/---
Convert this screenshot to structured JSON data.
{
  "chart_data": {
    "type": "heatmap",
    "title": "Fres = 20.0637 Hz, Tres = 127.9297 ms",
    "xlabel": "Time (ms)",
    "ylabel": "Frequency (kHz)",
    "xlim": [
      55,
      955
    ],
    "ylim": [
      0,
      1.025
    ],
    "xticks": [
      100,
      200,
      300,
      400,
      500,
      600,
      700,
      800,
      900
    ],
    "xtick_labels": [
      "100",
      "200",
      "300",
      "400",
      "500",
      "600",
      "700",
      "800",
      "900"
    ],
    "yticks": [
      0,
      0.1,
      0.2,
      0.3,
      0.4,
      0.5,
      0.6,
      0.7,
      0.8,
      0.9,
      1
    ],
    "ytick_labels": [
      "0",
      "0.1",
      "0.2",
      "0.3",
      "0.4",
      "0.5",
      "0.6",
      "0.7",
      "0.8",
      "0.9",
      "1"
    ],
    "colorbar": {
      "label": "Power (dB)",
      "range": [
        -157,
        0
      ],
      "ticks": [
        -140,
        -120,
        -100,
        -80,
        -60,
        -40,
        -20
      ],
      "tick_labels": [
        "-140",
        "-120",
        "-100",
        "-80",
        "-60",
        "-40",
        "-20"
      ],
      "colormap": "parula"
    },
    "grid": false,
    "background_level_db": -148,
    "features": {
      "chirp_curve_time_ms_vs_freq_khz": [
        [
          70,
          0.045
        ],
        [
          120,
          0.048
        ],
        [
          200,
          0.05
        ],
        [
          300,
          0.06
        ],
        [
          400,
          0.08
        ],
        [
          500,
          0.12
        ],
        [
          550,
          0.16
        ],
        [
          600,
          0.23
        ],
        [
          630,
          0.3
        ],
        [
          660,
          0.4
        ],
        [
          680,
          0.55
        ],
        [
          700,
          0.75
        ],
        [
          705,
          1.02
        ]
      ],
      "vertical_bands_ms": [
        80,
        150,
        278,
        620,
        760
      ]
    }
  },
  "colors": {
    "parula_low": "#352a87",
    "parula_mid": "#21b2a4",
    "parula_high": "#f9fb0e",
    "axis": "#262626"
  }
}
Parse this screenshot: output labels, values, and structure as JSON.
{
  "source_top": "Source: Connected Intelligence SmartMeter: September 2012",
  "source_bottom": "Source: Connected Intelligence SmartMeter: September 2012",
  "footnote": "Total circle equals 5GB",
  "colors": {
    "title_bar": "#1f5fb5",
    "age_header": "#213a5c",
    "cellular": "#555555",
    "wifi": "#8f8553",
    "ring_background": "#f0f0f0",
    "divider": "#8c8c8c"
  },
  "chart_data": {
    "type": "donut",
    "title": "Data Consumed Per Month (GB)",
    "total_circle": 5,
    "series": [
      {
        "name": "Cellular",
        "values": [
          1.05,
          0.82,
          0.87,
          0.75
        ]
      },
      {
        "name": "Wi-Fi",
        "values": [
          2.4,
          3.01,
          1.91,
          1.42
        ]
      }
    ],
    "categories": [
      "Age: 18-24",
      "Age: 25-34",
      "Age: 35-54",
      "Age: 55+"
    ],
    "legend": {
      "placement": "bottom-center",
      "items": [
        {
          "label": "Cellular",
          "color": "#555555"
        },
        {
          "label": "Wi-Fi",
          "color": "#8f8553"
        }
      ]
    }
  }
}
\---
Write out the full listing exactly as given.

Convert this screenshot to structured JSON data.
{
  "chart_data": {
    "type": "heatmap",
    "title": "Fres = 20.0637 Hz, Tres = 127.9297 ms",
    "xlabel": "Time (ms)",
    "ylabel": "Frequency (kHz)",
    "xlim": [
      55,
      955
    ],
    "ylim": [
      0,
      1.025
    ],
    "xticks": [
      100,
      200,
      300,
      400,
      500,
      600,
      700,
      800,
      900
    ],
    "xtick_labels": [
      "100",
      "200",
      "300",
      "400",
      "500",
      "600",
      "700",
      "800",
      "900"
    ],
    "yticks": [
      0,
      0.1,
      0.2,
      0.3,
      0.4,
      0.5,
      0.6,
      0.7,
      0.8,
      0.9,
      1
    ],
    "ytick_labels": [
      "0",
      "0.1",
      "0.2",
      "0.3",
      "0.4",
      "0.5",
      "0.6",
      "0.7",
      "0.8",
      "0.9",
      "1"
    ],
    "colorbar": {
      "label": "Power (dB)",
      "range": [
        -157,
        0
      ],
      "ticks": [
        -140,
        -120,
        -100,
        -80,
        -60,
        -40,
        -20
      ],
      "tick_labels": [
        "-140",
        "-120",
        "-100",
        "-80",
        "-60",
        "-40",
        "-20"
      ],
      "colormap": "parula"
    },
    "grid": false,
    "background_level_db": -148,
    "features": {
      "chirp_curve_time_ms_vs_freq_khz": [
        [
          70,
          0.045
        ],
        [
          120,
          0.048
        ],
        [
          200,
          0.05
        ],
        [
          300,
          0.06
        ],
        [
          400,
          0.08
        ],
        [
          500,
          0.12
        ],
        [
          550,
          0.16
        ],
        [
          600,
          0.23
        ],
        [
          630,
          0.3
        ],
        [
          660,
          0.4
        ],
        [
          680,
          0.55
        ],
        [
          700,
          0.75
        ],
        [
          705,
          1.02
        ]
      ],
      "vertical_bands_ms": [
        80,
        150,
        278,
        620,
        760
      ]
    }
  },
  "colors": {
    "parula_low": "#352a87",
    "parula_mid": "#21b2a4",
    "parula_high": "#f9fb0e",
    "axis": "#262626"
  }
}
Parse this screenshot: output labels, values, and structure as JSON.
{
  "source_top": "Source: Connected Intelligence SmartMeter: September 2012",
  "source_bottom": "Source: Connected Intelligence SmartMeter: September 2012",
  "footnote": "Total circle equals 5GB",
  "colors": {
    "title_bar": "#1f5fb5",
    "age_header": "#213a5c",
    "cellular": "#555555",
    "wifi": "#8f8553",
    "ring_background": "#f0f0f0",
    "divider": "#8c8c8c"
  },
  "chart_data": {
    "type": "donut",
    "title": "Data Consumed Per Month (GB)",
    "total_circle": 5,
    "series": [
      {
        "name": "Cellular",
        "values": [
          1.05,
          0.82,
          0.87,
          0.75
        ]
      },
      {
        "name": "Wi-Fi",
        "values": [
          2.4,
          3.01,
          1.91,
          1.42
        ]
      }
    ],
    "categories": [
      "Age: 18-24",
      "Age: 25-34",
      "Age: 35-54",
      "Age: 55+"
    ],
    "legend": {
      "placement": "bottom-center",
      "items": [
        {
          "label": "Cellular",
          "color": "#555555"
        },
        {
          "label": "Wi-Fi",
          "color": "#8f8553"
        }
      ]
    }
  }
}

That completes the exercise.